== WHAT TO WORK ON ==
Extract all lines from the data beneath that include the word "sehr".

[start SOURCE DATA]

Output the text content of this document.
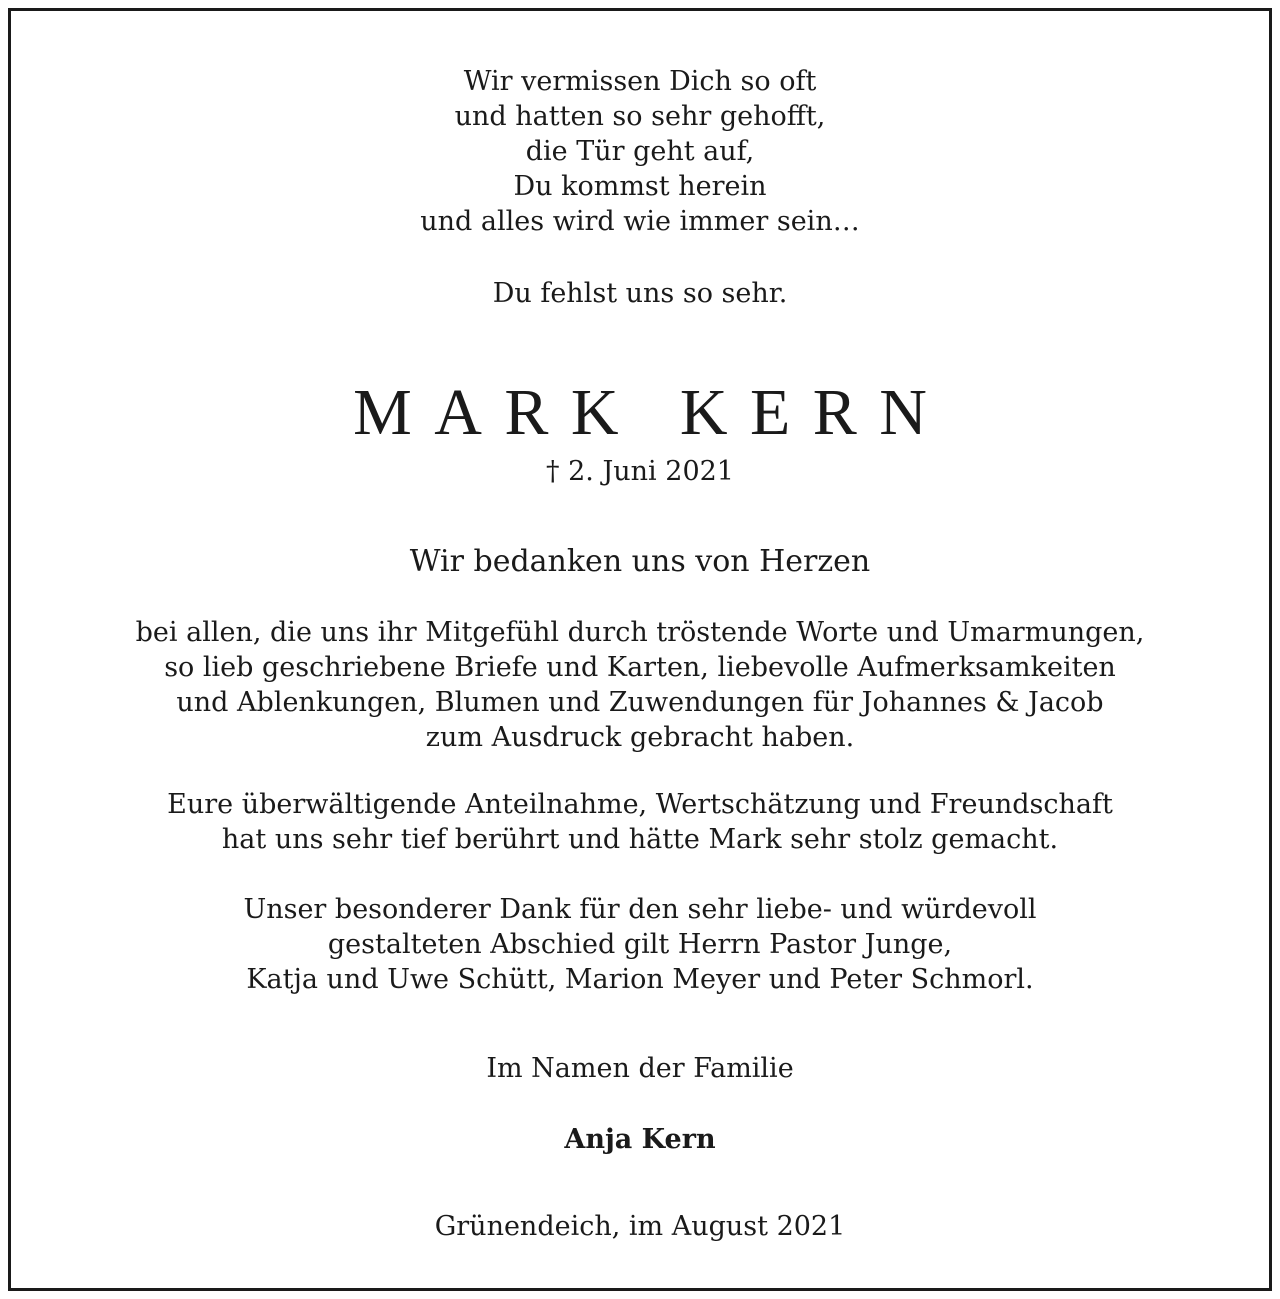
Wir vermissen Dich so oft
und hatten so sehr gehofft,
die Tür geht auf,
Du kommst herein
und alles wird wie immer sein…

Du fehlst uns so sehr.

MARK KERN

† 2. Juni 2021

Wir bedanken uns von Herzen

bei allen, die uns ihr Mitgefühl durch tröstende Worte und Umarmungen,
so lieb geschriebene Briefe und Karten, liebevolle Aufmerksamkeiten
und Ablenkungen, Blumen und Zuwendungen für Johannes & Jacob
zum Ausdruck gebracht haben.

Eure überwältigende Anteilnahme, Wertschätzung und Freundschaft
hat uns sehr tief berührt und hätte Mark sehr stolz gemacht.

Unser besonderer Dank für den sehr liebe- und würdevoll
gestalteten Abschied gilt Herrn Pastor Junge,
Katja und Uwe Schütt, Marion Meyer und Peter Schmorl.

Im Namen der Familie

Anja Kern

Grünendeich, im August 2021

[end SOURCE DATA]
[start SOURCE DATA]

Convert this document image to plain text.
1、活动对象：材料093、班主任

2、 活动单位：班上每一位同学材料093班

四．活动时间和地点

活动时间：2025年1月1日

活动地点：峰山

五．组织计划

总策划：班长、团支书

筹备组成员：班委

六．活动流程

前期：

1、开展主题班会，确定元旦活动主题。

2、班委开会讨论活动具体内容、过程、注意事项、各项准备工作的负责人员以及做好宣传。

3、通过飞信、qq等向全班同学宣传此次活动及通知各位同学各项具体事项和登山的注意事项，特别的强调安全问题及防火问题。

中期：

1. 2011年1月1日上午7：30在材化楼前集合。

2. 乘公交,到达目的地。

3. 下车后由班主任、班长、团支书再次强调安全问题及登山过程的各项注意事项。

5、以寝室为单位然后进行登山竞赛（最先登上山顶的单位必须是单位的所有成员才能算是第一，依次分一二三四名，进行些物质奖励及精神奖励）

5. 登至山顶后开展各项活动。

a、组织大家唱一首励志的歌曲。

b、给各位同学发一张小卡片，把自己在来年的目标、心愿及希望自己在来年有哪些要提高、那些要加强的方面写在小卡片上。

[end SOURCE DATA]

== RESPONSE BELOW ==
und hatten so sehr gehofft,
Du fehlst uns so sehr.
hat uns sehr tief berührt und hätte Mark sehr stolz gemacht.
Unser besonderer Dank für den sehr liebe- und würdevoll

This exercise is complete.